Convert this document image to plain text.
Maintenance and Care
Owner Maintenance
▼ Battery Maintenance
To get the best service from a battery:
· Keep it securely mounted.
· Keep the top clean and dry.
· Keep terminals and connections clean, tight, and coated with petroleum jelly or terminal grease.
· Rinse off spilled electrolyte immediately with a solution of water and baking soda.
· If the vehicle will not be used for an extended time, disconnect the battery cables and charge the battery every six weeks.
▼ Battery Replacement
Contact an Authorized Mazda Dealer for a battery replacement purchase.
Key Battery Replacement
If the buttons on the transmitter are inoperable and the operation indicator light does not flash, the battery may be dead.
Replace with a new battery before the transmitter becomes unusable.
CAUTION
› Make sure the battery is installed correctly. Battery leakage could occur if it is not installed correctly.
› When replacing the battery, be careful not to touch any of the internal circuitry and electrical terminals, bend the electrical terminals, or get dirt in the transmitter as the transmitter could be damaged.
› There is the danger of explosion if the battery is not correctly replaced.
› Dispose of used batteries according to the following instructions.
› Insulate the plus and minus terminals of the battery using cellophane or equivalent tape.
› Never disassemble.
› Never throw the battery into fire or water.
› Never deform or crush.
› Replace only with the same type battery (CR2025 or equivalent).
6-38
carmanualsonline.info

* [EXERCISE GOAL] Select from the material above each line in which the string "equivalent" appears, and list those lines.

* [SOLUTION]
› Insulate the plus and minus terminals of the battery using cellophane or equivalent tape.
› Replace only with the same type battery (CR2025 or equivalent).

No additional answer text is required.